- [Dataset]:
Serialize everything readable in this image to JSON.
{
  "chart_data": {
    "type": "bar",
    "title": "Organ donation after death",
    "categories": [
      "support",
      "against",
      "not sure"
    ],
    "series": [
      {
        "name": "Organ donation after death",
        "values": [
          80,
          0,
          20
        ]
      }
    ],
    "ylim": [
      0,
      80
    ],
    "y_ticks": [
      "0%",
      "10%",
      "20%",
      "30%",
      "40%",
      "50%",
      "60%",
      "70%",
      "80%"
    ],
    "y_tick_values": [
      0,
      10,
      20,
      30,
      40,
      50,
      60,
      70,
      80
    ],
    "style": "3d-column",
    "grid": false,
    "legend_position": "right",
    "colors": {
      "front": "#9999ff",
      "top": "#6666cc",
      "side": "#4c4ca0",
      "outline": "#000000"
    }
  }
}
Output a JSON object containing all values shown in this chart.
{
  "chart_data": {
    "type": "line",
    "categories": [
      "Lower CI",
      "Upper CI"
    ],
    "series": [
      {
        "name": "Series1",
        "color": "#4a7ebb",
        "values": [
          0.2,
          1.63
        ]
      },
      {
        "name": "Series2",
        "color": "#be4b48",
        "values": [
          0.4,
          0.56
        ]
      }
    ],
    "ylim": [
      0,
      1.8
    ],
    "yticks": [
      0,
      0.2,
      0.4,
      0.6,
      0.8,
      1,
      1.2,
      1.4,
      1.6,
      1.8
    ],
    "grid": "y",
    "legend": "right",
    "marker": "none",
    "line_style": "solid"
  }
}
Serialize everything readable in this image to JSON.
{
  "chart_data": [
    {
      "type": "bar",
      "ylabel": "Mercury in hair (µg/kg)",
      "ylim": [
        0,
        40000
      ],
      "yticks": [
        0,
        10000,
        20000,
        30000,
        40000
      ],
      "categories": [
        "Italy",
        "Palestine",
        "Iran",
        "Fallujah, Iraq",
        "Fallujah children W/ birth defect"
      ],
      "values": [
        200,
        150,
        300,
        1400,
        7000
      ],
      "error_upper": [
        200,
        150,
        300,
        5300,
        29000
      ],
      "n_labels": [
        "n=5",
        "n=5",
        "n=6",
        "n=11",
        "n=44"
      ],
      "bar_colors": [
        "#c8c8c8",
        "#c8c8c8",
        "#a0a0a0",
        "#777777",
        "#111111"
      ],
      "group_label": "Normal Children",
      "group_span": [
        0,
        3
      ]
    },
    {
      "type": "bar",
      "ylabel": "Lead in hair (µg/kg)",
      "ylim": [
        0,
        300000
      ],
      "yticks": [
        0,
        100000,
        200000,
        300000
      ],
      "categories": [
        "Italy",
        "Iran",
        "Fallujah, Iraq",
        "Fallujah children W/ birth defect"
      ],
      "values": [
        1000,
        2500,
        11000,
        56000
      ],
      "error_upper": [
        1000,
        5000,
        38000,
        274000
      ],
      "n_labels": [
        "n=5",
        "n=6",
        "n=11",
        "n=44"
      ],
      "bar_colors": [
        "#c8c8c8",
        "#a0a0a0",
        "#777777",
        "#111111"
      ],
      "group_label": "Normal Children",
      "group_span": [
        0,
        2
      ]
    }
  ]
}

* * *

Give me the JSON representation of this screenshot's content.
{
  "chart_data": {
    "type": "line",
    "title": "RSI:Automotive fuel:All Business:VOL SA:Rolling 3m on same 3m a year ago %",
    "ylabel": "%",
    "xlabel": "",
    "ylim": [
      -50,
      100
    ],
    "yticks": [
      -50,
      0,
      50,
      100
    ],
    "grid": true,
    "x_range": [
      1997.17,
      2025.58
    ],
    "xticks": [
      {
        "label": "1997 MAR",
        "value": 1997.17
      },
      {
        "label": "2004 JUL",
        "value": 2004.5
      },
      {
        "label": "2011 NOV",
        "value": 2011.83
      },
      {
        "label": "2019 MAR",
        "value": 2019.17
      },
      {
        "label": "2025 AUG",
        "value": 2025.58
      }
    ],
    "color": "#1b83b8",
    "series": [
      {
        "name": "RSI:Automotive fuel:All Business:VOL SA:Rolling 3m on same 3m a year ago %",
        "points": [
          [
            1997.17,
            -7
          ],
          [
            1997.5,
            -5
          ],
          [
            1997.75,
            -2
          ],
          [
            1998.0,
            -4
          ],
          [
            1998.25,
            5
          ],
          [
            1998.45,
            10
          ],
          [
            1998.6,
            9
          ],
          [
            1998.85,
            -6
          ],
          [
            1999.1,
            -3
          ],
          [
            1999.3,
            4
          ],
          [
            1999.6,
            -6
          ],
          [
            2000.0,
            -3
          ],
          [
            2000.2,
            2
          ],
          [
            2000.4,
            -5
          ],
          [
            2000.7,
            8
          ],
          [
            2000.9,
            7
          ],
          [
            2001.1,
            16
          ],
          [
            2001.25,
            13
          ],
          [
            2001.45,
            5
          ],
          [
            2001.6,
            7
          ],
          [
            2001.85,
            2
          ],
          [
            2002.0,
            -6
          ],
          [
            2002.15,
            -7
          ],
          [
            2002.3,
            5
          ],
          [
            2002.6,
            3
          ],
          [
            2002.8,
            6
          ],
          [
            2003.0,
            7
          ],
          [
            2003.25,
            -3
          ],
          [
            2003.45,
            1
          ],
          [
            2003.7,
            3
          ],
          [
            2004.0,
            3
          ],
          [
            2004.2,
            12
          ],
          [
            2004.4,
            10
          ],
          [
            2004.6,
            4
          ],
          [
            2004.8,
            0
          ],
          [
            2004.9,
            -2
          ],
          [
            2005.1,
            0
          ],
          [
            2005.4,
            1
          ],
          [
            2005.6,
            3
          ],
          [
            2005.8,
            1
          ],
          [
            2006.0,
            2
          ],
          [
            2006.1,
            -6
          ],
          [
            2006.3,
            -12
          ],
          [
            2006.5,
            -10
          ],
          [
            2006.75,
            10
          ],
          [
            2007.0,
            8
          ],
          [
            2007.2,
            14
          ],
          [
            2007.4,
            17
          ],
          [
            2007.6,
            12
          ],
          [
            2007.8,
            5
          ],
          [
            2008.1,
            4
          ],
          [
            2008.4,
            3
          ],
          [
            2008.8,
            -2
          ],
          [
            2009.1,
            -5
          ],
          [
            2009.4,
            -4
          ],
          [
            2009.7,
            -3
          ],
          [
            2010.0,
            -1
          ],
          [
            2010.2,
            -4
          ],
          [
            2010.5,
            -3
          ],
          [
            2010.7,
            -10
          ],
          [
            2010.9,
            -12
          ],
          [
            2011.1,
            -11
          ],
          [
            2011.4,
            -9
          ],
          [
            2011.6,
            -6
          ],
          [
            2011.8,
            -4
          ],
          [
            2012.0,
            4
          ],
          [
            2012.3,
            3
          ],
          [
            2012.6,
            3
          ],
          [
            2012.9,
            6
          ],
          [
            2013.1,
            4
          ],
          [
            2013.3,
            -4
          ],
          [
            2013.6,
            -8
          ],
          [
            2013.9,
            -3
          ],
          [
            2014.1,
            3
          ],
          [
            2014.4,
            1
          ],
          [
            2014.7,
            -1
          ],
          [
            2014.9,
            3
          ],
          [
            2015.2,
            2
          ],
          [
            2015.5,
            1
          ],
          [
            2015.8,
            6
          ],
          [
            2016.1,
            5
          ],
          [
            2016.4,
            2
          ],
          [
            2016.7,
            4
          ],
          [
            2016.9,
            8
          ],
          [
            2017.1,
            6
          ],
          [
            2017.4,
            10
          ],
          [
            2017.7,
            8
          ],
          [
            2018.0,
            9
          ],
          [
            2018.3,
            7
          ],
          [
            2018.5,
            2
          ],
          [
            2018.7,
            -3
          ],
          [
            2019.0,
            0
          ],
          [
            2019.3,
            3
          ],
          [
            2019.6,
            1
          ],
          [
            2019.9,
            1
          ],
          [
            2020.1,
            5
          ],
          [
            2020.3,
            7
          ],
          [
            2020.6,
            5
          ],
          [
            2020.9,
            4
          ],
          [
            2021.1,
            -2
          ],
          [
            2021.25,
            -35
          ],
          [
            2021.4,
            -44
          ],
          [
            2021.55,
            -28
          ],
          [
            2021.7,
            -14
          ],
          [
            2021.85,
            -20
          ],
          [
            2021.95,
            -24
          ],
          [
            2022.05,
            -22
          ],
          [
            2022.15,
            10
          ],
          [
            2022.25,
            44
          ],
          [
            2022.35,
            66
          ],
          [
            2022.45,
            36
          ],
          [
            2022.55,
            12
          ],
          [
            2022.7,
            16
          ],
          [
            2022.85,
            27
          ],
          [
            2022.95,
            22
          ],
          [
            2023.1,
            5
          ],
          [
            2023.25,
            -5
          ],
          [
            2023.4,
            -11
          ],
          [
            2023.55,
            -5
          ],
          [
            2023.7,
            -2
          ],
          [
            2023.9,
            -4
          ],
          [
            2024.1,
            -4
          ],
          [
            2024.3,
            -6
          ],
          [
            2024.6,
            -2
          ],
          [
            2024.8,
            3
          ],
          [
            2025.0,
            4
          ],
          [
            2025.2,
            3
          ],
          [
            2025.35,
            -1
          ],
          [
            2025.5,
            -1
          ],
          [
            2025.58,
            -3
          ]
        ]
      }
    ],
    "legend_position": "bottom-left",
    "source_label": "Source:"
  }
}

- [The request]: Above are the records; copy every line in them that holds the word "hair".

- [Full answer]:
      "ylabel": "Mercury in hair (µg/kg)",
      "ylabel": "Lead in hair (µg/kg)",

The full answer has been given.